== Written task ==
From the entries below, pull out each line where "this" appears.

== Material provided ==

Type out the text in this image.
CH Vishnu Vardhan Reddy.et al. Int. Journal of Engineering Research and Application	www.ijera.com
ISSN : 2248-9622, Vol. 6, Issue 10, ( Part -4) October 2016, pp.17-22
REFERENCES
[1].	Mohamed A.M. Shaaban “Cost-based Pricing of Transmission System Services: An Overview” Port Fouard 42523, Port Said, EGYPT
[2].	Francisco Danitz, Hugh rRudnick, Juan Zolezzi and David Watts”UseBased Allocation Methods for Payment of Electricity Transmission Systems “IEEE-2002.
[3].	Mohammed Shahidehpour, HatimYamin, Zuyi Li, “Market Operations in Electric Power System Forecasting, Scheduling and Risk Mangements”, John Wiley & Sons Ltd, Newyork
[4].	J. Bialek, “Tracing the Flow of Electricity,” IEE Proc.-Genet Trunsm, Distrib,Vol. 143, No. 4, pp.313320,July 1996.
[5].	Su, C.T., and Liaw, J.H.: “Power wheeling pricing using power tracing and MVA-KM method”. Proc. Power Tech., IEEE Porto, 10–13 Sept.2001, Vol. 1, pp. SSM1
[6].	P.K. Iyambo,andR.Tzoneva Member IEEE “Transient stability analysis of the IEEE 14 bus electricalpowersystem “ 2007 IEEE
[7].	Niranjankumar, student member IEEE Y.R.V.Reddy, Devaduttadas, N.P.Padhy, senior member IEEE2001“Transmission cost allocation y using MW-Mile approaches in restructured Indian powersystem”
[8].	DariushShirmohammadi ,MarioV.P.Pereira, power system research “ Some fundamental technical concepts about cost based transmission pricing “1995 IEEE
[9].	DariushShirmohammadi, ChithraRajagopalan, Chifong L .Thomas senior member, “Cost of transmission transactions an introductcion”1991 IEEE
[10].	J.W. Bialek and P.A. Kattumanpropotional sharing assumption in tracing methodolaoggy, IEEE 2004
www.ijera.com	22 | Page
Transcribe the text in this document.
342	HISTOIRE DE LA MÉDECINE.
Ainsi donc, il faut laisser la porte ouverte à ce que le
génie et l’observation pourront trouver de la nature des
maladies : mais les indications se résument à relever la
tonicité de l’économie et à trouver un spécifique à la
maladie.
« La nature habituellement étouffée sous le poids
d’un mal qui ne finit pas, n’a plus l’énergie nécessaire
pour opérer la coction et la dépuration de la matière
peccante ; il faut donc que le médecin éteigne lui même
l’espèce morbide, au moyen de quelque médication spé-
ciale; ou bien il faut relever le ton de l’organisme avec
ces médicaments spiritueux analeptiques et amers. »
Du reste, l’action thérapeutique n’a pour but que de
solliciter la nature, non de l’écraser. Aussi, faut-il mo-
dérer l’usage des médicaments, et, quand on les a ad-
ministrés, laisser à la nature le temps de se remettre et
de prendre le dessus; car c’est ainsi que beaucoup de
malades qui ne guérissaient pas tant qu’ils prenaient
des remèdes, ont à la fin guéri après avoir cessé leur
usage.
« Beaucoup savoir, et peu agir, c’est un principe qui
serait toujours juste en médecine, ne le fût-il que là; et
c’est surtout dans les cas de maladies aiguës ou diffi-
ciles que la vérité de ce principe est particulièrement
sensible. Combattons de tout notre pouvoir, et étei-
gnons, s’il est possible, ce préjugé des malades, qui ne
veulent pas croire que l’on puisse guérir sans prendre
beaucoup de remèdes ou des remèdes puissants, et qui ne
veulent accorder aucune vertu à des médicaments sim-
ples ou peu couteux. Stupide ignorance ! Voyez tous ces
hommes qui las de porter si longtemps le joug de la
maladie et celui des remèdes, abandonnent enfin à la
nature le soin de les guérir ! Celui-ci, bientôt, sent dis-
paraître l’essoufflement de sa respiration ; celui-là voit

== Complete output ==
Type out the text in this image.
Transcribe the text in this document.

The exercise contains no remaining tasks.